#### TASK STATEMENT:
Count the lines in the entries below that contain the string "volume", treating uppercase and lowercase letters as different. Give only the number.

** START DATA IN THIS EXERCISE **

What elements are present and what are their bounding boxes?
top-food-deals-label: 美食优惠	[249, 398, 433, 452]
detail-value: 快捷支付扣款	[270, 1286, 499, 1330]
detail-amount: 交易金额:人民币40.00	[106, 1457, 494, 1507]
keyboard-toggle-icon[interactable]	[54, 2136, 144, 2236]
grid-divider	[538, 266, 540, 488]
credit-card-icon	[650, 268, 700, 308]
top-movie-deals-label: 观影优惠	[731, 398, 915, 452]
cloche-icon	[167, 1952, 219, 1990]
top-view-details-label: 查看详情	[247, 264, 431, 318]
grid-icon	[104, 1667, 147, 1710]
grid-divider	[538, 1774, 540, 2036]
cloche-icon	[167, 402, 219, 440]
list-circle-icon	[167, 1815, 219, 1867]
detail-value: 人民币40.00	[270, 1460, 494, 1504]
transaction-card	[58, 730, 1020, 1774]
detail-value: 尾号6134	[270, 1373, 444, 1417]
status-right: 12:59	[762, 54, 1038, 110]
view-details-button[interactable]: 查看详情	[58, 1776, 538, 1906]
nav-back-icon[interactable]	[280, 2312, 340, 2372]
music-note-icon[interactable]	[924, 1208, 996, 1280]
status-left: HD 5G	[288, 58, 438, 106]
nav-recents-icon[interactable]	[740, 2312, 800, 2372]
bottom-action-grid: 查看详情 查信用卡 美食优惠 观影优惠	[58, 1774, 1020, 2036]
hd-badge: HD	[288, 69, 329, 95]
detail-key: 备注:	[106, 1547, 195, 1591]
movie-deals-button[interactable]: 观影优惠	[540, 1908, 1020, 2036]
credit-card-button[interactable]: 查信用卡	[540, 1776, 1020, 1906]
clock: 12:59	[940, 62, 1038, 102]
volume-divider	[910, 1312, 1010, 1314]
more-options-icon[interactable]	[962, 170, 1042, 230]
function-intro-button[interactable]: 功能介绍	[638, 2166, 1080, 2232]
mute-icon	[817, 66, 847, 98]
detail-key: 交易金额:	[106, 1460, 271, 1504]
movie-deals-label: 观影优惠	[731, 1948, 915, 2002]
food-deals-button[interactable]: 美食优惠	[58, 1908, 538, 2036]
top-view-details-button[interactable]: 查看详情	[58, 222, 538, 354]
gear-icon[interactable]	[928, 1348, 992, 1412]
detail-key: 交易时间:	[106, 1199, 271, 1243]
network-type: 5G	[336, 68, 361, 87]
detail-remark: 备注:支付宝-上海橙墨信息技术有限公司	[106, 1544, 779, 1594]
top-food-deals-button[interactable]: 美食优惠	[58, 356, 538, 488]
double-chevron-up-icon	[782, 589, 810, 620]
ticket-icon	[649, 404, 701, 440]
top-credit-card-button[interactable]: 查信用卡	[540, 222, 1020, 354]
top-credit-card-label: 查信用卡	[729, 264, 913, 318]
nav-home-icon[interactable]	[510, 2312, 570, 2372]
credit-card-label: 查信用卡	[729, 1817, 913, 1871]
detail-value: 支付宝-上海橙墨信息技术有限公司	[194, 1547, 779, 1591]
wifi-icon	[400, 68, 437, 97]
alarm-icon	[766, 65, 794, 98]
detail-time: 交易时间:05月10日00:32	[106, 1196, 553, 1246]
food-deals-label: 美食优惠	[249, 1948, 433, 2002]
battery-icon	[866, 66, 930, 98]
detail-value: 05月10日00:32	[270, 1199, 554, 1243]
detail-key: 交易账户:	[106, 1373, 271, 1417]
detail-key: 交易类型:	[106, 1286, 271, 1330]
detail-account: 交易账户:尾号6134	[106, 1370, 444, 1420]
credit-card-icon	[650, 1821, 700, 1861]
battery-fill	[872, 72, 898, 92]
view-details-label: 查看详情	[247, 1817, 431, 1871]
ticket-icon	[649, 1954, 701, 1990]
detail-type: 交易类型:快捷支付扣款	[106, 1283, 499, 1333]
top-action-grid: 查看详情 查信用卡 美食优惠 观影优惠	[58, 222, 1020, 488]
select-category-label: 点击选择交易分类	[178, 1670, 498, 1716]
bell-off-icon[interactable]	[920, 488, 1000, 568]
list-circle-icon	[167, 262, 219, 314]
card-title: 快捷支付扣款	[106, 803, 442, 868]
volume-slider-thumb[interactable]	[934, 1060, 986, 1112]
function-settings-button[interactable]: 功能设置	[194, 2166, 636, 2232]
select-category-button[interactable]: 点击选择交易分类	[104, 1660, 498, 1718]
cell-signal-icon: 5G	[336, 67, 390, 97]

** END DATA IN THIS EXERCISE **

#### RESULT OF THIS EXERCISE:
2